(TASKS):
1. In the blog post about following God's will, restate the part between "I loved my Christmas" and "much less stressed.", inclusive, with "mysteries" replaced by "novels".
2. According to the blog post about following God's will, what is the writer studying to become?
3. Summarize the blog post about following God's will in two sentences.

Wednesday, January 25, 2012

When Following God's Will Leaves You Weary

As you read this, I may be in class for four hours of lectures, starting with an 8:00 a.m. pathology class.  Maybe class is over and I'm at work, doing paperwork and training new members at the fitness center I manage.  I might be in clinic, seeing patients (and hoping I look like I halfway know what I'm doing).  Or maybe my really long day is over and I'm at home, trying to play catch-up with a never ending pile of laundry or studying for school.  Wherever I am, I can promise you I'm already tired.

Sometimes following God's will leaves you weary.  I love studying to be a dental hygienist, and I'm amazingly blessed to have this opportunity.  I covered the decision in prayer before I ever enrolled for my first class.  I prayed for months for God's direction.  I know beyond any shadow of a doubt that this is exactly where God wants me.  Honestly, though, I'm glad I didn't know what I was getting myself into, because I would never have applied if I did.  People told me that this program was like the nursing program.  I laughed and said there was no way it's that hard.  For the record...yeah, I was wrong. 
I loved my Christmas break.  I got enough sleep every night.  My house stayed cleaner.  My laundry was caught up.  I read several great mysteries, just for fun.  I got projects done that had been on my to-do list forever.  I spent time with my husband and kids.  I was happy and much less stressed.

(RECORD EXTRACTS):
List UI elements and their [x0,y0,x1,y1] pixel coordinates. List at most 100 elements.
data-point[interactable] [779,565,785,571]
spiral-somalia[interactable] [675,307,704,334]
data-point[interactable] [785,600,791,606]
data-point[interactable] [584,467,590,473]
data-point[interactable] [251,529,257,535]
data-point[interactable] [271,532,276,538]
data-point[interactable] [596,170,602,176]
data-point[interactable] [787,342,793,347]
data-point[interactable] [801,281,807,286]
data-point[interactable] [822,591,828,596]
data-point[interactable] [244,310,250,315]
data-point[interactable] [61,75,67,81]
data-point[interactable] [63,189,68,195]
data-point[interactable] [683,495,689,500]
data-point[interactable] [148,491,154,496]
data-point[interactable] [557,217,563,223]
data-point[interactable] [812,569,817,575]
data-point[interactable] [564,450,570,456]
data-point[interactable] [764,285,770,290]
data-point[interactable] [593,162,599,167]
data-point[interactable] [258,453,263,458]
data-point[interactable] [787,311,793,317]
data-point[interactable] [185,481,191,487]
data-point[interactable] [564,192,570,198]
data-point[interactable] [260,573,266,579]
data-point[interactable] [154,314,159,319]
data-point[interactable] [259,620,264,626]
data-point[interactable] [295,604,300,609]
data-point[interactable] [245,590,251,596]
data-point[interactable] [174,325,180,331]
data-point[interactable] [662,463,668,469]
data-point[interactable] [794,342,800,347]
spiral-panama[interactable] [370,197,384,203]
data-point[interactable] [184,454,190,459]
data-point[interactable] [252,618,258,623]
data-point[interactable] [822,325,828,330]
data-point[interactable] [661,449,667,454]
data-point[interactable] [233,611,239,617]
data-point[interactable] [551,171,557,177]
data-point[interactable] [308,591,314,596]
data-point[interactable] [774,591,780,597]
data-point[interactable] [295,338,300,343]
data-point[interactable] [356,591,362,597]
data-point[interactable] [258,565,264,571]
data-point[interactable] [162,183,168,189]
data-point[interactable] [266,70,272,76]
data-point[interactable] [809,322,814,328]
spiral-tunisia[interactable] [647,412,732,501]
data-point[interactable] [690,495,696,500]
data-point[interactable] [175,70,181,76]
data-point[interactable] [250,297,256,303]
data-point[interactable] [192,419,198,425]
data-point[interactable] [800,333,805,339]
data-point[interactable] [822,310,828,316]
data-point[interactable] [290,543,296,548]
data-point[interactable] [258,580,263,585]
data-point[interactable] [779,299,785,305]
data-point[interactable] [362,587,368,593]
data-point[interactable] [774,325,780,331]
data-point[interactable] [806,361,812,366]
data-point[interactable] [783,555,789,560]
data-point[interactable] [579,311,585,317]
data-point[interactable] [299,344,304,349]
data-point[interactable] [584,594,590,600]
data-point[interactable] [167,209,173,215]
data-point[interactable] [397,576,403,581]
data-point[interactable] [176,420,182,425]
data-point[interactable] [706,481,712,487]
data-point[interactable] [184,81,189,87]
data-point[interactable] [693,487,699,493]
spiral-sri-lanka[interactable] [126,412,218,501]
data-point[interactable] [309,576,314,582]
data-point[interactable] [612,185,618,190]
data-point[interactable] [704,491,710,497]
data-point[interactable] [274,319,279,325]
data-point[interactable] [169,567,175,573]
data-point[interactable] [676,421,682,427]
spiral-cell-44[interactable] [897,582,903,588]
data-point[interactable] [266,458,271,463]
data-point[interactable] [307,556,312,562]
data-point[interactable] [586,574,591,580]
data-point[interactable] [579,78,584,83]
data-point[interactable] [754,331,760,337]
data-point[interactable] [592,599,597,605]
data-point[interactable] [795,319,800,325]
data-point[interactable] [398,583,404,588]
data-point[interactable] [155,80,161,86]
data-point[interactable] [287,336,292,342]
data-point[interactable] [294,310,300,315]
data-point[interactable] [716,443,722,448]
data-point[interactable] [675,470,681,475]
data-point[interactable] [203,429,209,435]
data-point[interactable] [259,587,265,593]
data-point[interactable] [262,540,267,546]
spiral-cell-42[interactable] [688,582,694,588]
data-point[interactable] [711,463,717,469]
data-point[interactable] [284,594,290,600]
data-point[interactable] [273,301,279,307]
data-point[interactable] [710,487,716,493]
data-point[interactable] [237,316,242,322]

(TASK RESPONSES):
1.
I loved my Christmas break.  I got enough sleep every night.  My house stayed cleaner.  My laundry was caught up.  I read several great novels, just for fun.  I got projects done that had been on my to-do list forever.  I spent time with my husband and kids.  I was happy and much less stressed.

2. A dental hygienist.

3. The writer's long days of classes, work at a fitness center, clinic and home chores leave her tired, even though she is sure, after months of prayer, that studying to be a dental hygienist is where God wants her. The program turned out to be much harder than she expected, and she loved her Christmas break, when she got enough sleep, caught up at home, read for fun and was much less stressed.